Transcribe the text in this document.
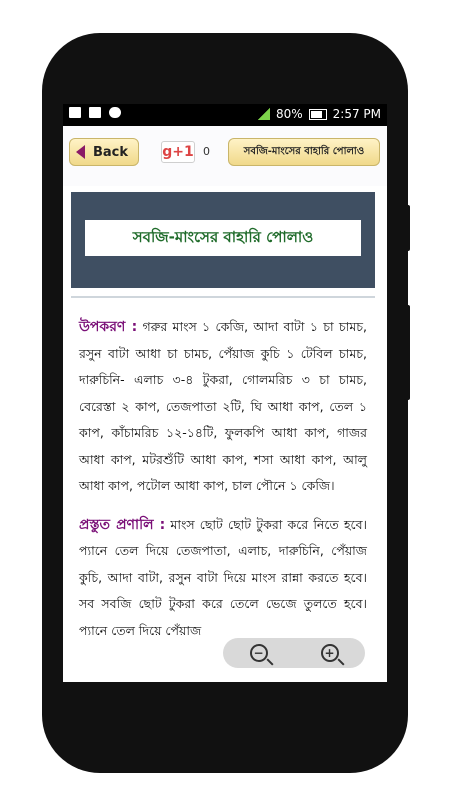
80%	2:57 PM
Back g+1 0	সবজি-মাংসের বাহারি পোলাও
সবজি-মাংসের বাহারি পোলাও

উপকরণ : গরুর মাংস ১ কেজি, আদা বাটা ১ চা চামচ, রসুন বাটা আধা চা চামচ, পেঁয়াজ কুচি ১ টেবিল চামচ, দারুচিনি- এলাচ ৩-৪ টুকরা, গোলমরিচ ৩ চা চামচ, বেরেস্তা ২ কাপ, তেজপাতা ২টি, ঘি আধা কাপ, তেল ১ কাপ, কাঁচামরিচ ১২-১৪টি, ফুলকপি আধা কাপ, গাজর আধা কাপ, মটরশুঁটি আধা কাপ, শসা আধা কাপ, আলু আধা কাপ, পটোল আধা কাপ, চাল পৌনে ১ কেজি।

প্রস্তুত প্রণালি : মাংস ছোট ছোট টুকরা করে নিতে হবে। প্যানে তেল দিয়ে তেজপাতা, এলাচ, দারুচিনি, পেঁয়াজ কুচি, আদা বাটা, রসুন বাটা দিয়ে মাংস রান্না করতে হবে। সব সবজি ছোট টুকরা করে তেলে ভেজে তুলতে হবে। প্যানে তেল দিয়ে পেঁয়াজ

−	+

====

Directions for this task: Copy every record above exactly, leaving out any pictures.

Problem solution:
Transcribe the text in this document.
80%	2:57 PM
Back g+1 0	সবজি-মাংসের বাহারি পোলাও
সবজি-মাংসের বাহারি পোলাও

উপকরণ : গরুর মাংস ১ কেজি, আদা বাটা ১ চা চামচ, রসুন বাটা আধা চা চামচ, পেঁয়াজ কুচি ১ টেবিল চামচ, দারুচিনি- এলাচ ৩-৪ টুকরা, গোলমরিচ ৩ চা চামচ, বেরেস্তা ২ কাপ, তেজপাতা ২টি, ঘি আধা কাপ, তেল ১ কাপ, কাঁচামরিচ ১২-১৪টি, ফুলকপি আধা কাপ, গাজর আধা কাপ, মটরশুঁটি আধা কাপ, শসা আধা কাপ, আলু আধা কাপ, পটোল আধা কাপ, চাল পৌনে ১ কেজি।

প্রস্তুত প্রণালি : মাংস ছোট ছোট টুকরা করে নিতে হবে। প্যানে তেল দিয়ে তেজপাতা, এলাচ, দারুচিনি, পেঁয়াজ কুচি, আদা বাটা, রসুন বাটা দিয়ে মাংস রান্না করতে হবে। সব সবজি ছোট টুকরা করে তেলে ভেজে তুলতে হবে। প্যানে তেল দিয়ে পেঁয়াজ

−	+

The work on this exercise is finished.